In the listing below, count the lines with "때문입니다" and report only the figure.

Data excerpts

^^^^^^^^^^^^^^^^

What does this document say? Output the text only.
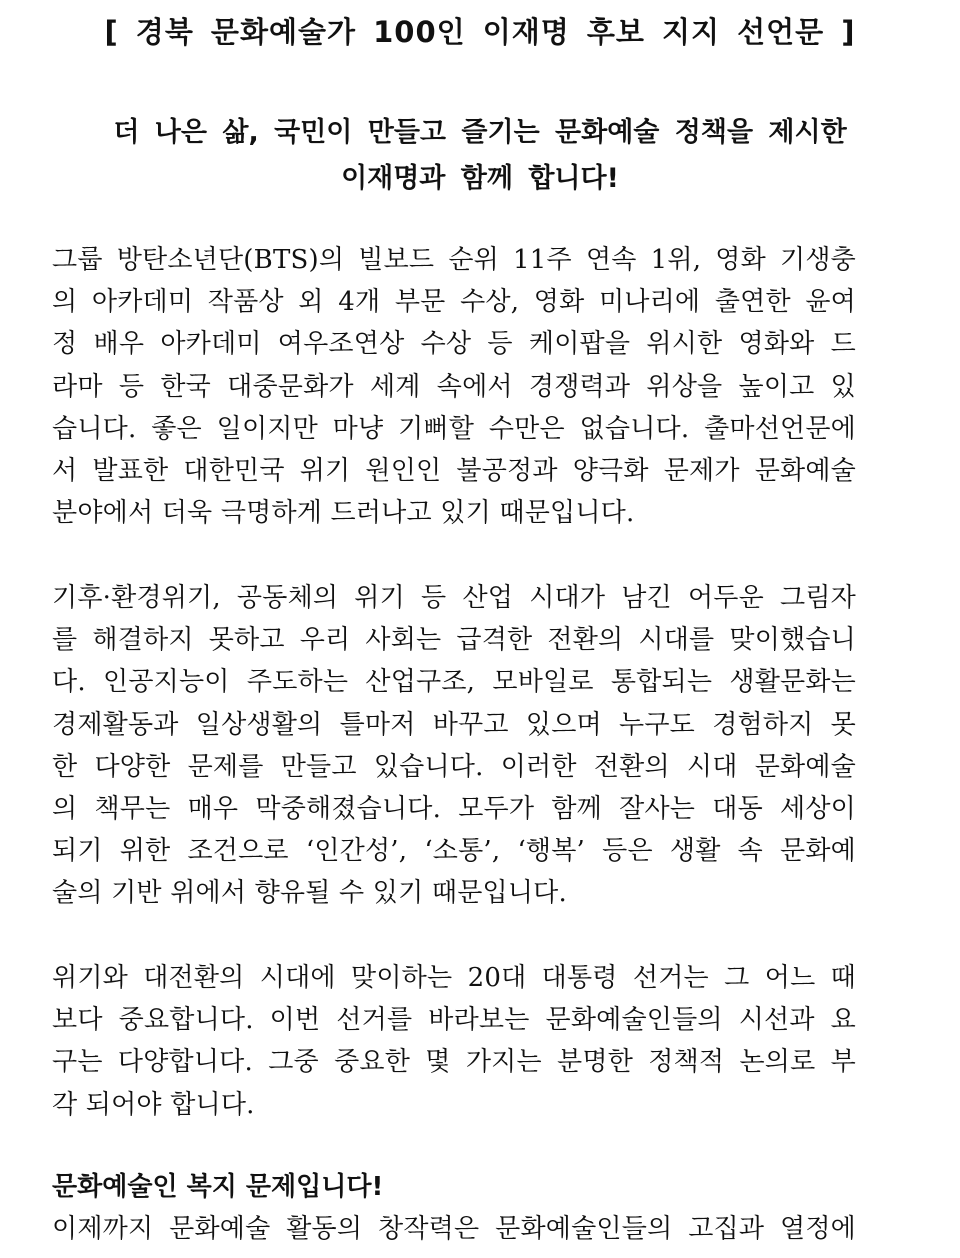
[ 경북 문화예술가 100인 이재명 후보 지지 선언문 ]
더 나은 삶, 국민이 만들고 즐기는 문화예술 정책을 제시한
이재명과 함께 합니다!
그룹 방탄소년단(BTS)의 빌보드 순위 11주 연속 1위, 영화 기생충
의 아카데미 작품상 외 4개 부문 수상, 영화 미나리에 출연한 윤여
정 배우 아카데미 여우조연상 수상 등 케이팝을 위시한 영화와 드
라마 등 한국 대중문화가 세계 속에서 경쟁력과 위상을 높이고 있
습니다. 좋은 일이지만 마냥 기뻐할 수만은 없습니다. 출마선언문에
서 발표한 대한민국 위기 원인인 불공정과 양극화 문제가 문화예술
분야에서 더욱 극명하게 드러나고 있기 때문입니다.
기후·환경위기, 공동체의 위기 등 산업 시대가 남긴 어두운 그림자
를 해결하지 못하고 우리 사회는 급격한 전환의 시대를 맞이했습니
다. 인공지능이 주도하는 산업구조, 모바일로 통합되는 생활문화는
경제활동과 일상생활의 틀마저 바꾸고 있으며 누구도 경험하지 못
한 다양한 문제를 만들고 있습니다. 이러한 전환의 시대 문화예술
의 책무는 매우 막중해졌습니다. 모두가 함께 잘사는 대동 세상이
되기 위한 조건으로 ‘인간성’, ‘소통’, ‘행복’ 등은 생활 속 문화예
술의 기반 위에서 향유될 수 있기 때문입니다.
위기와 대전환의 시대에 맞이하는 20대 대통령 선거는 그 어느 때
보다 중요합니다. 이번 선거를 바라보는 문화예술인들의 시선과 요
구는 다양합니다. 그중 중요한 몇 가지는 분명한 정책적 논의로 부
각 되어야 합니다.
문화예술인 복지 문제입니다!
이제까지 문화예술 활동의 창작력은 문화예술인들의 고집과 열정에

^^^^^^^^^^^^^^^^

▸ Solution to the problem
2